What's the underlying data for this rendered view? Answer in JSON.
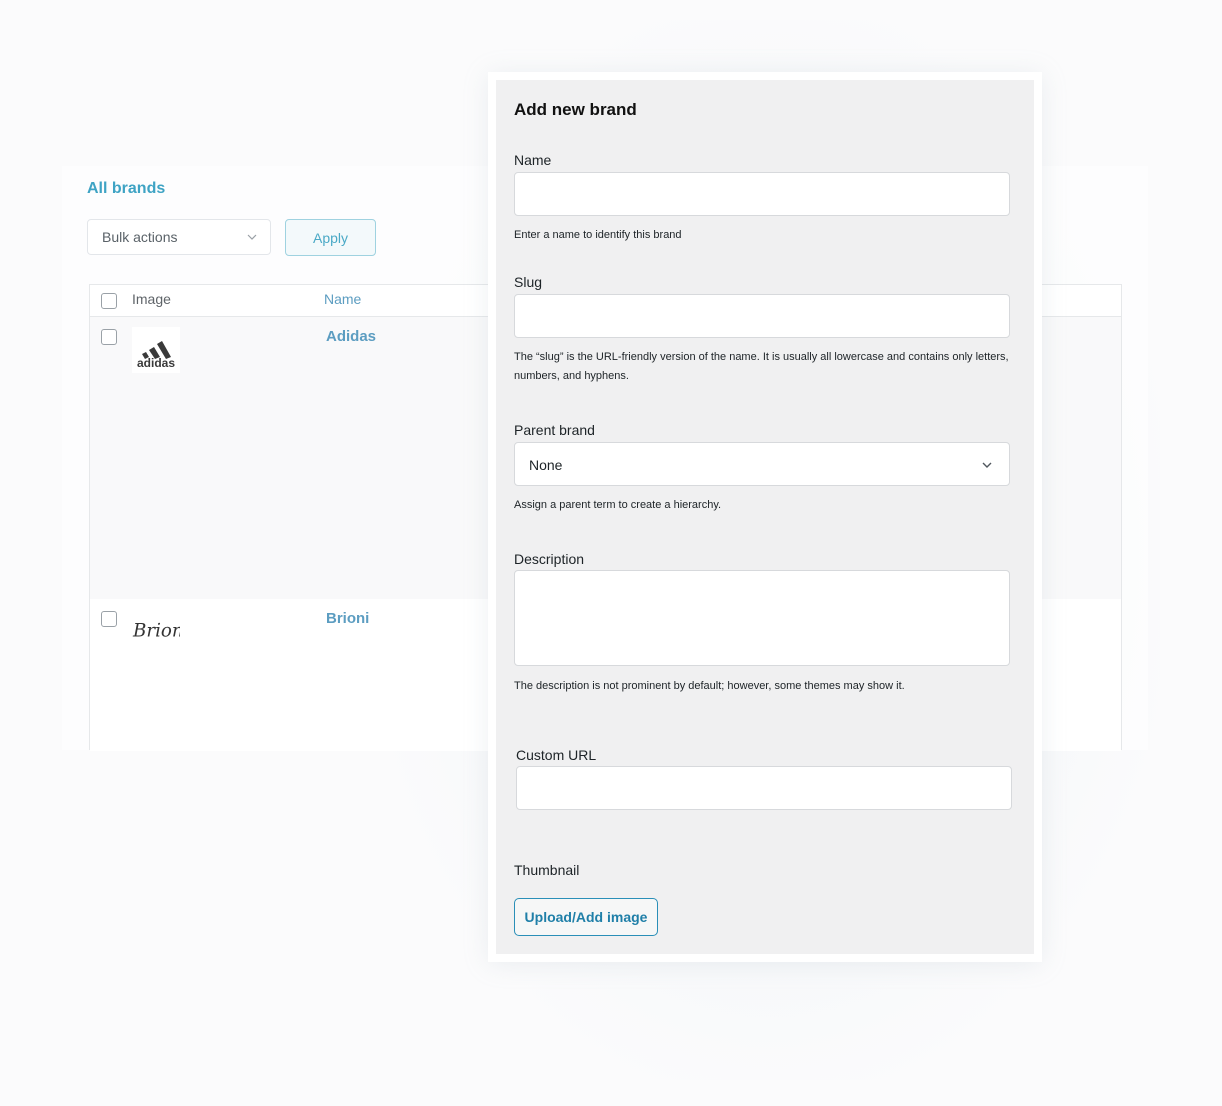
{
  "list": {
    "title": "All brands",
    "bulk_actions_label": "Bulk actions",
    "apply_label": "Apply",
    "columns": {
      "image": "Image",
      "name": "Name"
    },
    "rows": [
      {
        "name": "Adidas",
        "logo_text": "adidas"
      },
      {
        "name": "Brioni",
        "logo_text": "Brioni"
      }
    ]
  },
  "modal": {
    "title": "Add new brand",
    "name_label": "Name",
    "name_value": "",
    "name_help": "Enter a name to identify this brand",
    "slug_label": "Slug",
    "slug_value": "",
    "slug_help_line1": "The “slug” is the URL-friendly version of the name. It is usually all lowercase and contains only letters,",
    "slug_help_line2": "numbers, and hyphens.",
    "parent_label": "Parent brand",
    "parent_value": "None",
    "parent_help": "Assign a parent term to create a hierarchy.",
    "description_label": "Description",
    "description_value": "",
    "description_help": "The description is not prominent by default; however, some themes may show it.",
    "custom_url_label": "Custom URL",
    "custom_url_value": "",
    "thumbnail_label": "Thumbnail",
    "upload_label": "Upload/Add image"
  },
  "colors": {
    "accent": "#3ea3c4",
    "link": "#5c9dc1",
    "button_border": "#2a8fb8",
    "modal_bg": "#f0f0f1"
  },
  "icons": [
    "chevron-down-icon",
    "checkbox-icon",
    "adidas-logo",
    "brioni-logo"
  ]
}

**SET EXERCISE:**
Track down the lines that include the word "image" and copy them.

**TASK ANSWER:**
      "image": "Image",
    "upload_label": "Upload/Add image"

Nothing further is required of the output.